> Task to complete: Copy out the entries in full and with complete accuracy; pictures are excluded.

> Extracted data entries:
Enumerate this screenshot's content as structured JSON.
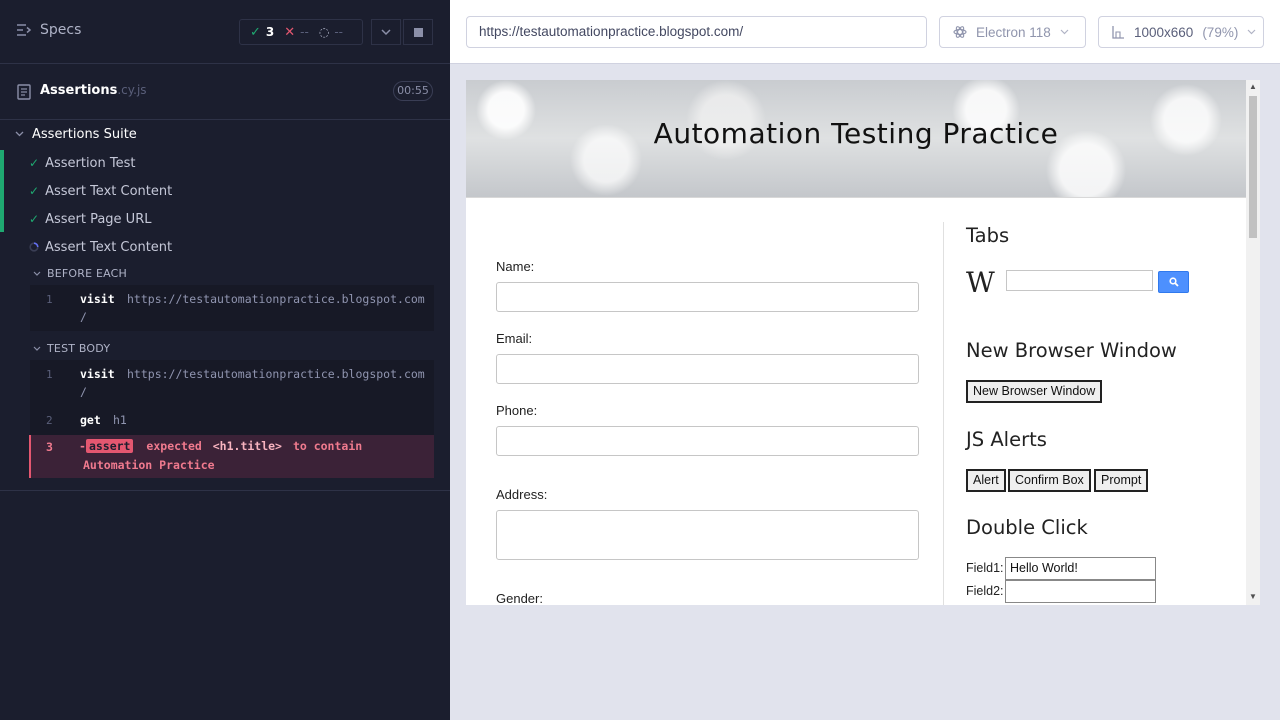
{
  "reporter": {
    "specs_label": "Specs",
    "stats": {
      "passed": "3",
      "failed": "--",
      "pending": "--"
    },
    "spec": {
      "name": "Assertions",
      "ext": ".cy.js",
      "duration": "00:55"
    },
    "suite": {
      "title": "Assertions Suite"
    },
    "tests": [
      {
        "title": "Assertion Test",
        "state": "passed"
      },
      {
        "title": "Assert Text Content",
        "state": "passed"
      },
      {
        "title": "Assert Page URL",
        "state": "passed"
      },
      {
        "title": "Assert Text Content",
        "state": "running"
      }
    ],
    "before_each": {
      "label": "BEFORE EACH",
      "commands": [
        {
          "num": "1",
          "name": "visit",
          "arg": "https://testautomationpractice.blogspot.com",
          "arg_cont": "/"
        }
      ]
    },
    "test_body": {
      "label": "TEST BODY",
      "commands": [
        {
          "num": "1",
          "name": "visit",
          "arg": "https://testautomationpractice.blogspot.com",
          "arg_cont": "/"
        },
        {
          "num": "2",
          "name": "get",
          "arg": "h1"
        }
      ],
      "failed_command": {
        "num": "3",
        "prefix": "-",
        "name": "assert",
        "message_1": "expected",
        "element": "<h1.title>",
        "message_2": "to contain",
        "message_3": "Automation Practice"
      }
    }
  },
  "aut": {
    "url": "https://testautomationpractice.blogspot.com/",
    "browser": "Electron 118",
    "viewport": "1000x660",
    "viewport_scale": "(79%)",
    "page": {
      "title": "Automation Testing Practice",
      "form": {
        "name_label": "Name:",
        "email_label": "Email:",
        "phone_label": "Phone:",
        "address_label": "Address:",
        "gender_label": "Gender:"
      },
      "sidebar": {
        "tabs_title": "Tabs",
        "wiki_logo": "W",
        "new_window_title": "New Browser Window",
        "new_window_button": "New Browser Window",
        "js_alerts_title": "JS Alerts",
        "alert_button": "Alert",
        "confirm_button": "Confirm Box",
        "prompt_button": "Prompt",
        "double_click_title": "Double Click",
        "field1_label": "Field1:",
        "field1_value": "Hello World!",
        "field2_label": "Field2:",
        "field2_value": ""
      }
    }
  },
  "colors": {
    "passed": "#1fa971",
    "failed": "#e45770",
    "running": "#6470f3"
  }
}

> Exercise answer:
Enumerate this screenshot's content as structured JSON.
{
  "reporter": {
    "specs_label": "Specs",
    "stats": {
      "passed": "3",
      "failed": "--",
      "pending": "--"
    },
    "spec": {
      "name": "Assertions",
      "ext": ".cy.js",
      "duration": "00:55"
    },
    "suite": {
      "title": "Assertions Suite"
    },
    "tests": [
      {
        "title": "Assertion Test",
        "state": "passed"
      },
      {
        "title": "Assert Text Content",
        "state": "passed"
      },
      {
        "title": "Assert Page URL",
        "state": "passed"
      },
      {
        "title": "Assert Text Content",
        "state": "running"
      }
    ],
    "before_each": {
      "label": "BEFORE EACH",
      "commands": [
        {
          "num": "1",
          "name": "visit",
          "arg": "https://testautomationpractice.blogspot.com",
          "arg_cont": "/"
        }
      ]
    },
    "test_body": {
      "label": "TEST BODY",
      "commands": [
        {
          "num": "1",
          "name": "visit",
          "arg": "https://testautomationpractice.blogspot.com",
          "arg_cont": "/"
        },
        {
          "num": "2",
          "name": "get",
          "arg": "h1"
        }
      ],
      "failed_command": {
        "num": "3",
        "prefix": "-",
        "name": "assert",
        "message_1": "expected",
        "element": "<h1.title>",
        "message_2": "to contain",
        "message_3": "Automation Practice"
      }
    }
  },
  "aut": {
    "url": "https://testautomationpractice.blogspot.com/",
    "browser": "Electron 118",
    "viewport": "1000x660",
    "viewport_scale": "(79%)",
    "page": {
      "title": "Automation Testing Practice",
      "form": {
        "name_label": "Name:",
        "email_label": "Email:",
        "phone_label": "Phone:",
        "address_label": "Address:",
        "gender_label": "Gender:"
      },
      "sidebar": {
        "tabs_title": "Tabs",
        "wiki_logo": "W",
        "new_window_title": "New Browser Window",
        "new_window_button": "New Browser Window",
        "js_alerts_title": "JS Alerts",
        "alert_button": "Alert",
        "confirm_button": "Confirm Box",
        "prompt_button": "Prompt",
        "double_click_title": "Double Click",
        "field1_label": "Field1:",
        "field1_value": "Hello World!",
        "field2_label": "Field2:",
        "field2_value": ""
      }
    }
  },
  "colors": {
    "passed": "#1fa971",
    "failed": "#e45770",
    "running": "#6470f3"
  }
}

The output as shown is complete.